Excerpts from a figure dataset
--------------------------------------------------
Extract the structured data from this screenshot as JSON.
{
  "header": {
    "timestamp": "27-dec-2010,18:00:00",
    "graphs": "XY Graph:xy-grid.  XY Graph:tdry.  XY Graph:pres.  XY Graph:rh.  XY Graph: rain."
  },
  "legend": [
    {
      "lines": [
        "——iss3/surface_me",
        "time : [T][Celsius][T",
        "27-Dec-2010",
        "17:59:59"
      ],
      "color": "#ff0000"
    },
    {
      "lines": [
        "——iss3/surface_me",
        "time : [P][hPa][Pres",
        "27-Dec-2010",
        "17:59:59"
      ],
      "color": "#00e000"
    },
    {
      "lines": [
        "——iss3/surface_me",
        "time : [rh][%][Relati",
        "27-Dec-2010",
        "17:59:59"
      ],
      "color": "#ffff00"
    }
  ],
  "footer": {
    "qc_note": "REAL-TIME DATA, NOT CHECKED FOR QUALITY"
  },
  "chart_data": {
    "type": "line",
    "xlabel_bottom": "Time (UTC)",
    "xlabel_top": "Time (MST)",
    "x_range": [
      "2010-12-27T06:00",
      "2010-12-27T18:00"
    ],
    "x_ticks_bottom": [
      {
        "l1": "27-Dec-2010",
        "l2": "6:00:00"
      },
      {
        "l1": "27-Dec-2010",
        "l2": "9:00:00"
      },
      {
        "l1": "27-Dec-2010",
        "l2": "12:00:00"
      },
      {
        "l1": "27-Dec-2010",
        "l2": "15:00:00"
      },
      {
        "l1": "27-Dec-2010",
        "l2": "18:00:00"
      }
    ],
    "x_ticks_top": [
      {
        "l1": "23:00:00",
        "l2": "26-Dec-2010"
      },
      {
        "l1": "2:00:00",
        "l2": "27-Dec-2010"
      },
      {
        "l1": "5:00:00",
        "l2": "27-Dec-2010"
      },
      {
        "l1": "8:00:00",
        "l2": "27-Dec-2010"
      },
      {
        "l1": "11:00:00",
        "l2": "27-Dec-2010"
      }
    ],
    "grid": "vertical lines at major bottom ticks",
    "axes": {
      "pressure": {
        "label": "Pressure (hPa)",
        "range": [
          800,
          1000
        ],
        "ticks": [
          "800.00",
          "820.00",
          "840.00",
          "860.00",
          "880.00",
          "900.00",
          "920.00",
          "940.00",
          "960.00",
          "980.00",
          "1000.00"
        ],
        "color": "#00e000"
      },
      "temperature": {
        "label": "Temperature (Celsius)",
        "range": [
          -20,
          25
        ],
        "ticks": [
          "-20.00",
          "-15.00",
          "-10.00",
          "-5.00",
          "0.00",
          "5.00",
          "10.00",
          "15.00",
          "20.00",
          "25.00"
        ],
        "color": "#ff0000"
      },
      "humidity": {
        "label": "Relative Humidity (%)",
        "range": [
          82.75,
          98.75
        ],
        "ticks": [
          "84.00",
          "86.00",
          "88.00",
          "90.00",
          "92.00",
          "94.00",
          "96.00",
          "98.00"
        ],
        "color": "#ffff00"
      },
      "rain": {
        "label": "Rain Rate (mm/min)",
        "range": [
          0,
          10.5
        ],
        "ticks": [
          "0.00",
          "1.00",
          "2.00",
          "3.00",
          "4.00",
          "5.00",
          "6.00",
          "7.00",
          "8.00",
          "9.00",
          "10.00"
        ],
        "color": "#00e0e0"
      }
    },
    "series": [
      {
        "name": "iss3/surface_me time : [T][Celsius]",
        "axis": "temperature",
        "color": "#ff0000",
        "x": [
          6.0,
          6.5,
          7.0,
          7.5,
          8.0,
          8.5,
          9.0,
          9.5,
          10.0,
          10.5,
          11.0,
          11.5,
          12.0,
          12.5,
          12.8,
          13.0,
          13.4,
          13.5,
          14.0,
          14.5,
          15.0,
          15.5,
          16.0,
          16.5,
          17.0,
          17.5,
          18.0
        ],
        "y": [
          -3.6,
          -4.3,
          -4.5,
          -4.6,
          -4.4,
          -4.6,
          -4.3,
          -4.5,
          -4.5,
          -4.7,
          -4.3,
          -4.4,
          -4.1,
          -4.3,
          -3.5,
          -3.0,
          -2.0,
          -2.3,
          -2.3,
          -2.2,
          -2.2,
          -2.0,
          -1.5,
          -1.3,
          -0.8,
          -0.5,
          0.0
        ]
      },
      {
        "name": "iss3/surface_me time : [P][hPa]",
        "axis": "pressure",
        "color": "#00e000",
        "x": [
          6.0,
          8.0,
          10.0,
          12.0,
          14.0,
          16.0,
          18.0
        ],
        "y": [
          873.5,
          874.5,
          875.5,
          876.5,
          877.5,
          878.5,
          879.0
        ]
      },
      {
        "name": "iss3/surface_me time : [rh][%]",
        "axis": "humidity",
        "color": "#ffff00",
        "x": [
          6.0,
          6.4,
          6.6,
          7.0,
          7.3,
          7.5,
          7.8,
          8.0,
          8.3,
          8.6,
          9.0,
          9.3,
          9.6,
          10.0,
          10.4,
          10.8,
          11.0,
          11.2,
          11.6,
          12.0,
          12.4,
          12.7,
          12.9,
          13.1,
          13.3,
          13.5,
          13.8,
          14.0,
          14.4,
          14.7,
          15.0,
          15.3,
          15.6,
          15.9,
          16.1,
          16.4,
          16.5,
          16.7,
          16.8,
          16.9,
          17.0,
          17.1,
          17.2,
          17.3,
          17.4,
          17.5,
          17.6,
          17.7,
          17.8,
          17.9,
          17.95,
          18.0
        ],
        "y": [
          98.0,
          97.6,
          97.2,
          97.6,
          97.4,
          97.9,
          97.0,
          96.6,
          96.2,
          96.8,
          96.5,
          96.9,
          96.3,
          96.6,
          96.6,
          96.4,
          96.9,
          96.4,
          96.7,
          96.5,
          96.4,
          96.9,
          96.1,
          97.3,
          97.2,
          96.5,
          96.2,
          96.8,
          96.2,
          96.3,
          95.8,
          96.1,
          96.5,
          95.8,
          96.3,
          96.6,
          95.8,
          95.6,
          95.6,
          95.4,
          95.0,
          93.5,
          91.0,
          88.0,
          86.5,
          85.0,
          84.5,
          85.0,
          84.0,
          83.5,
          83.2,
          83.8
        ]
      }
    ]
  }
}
--------------------------------------------------
_EXERCISE_
Look through the entries above and report each line where the string "axis" occurs.

_TASK SOLUTION_
        "axis": "temperature",
        "axis": "pressure",
        "axis": "humidity",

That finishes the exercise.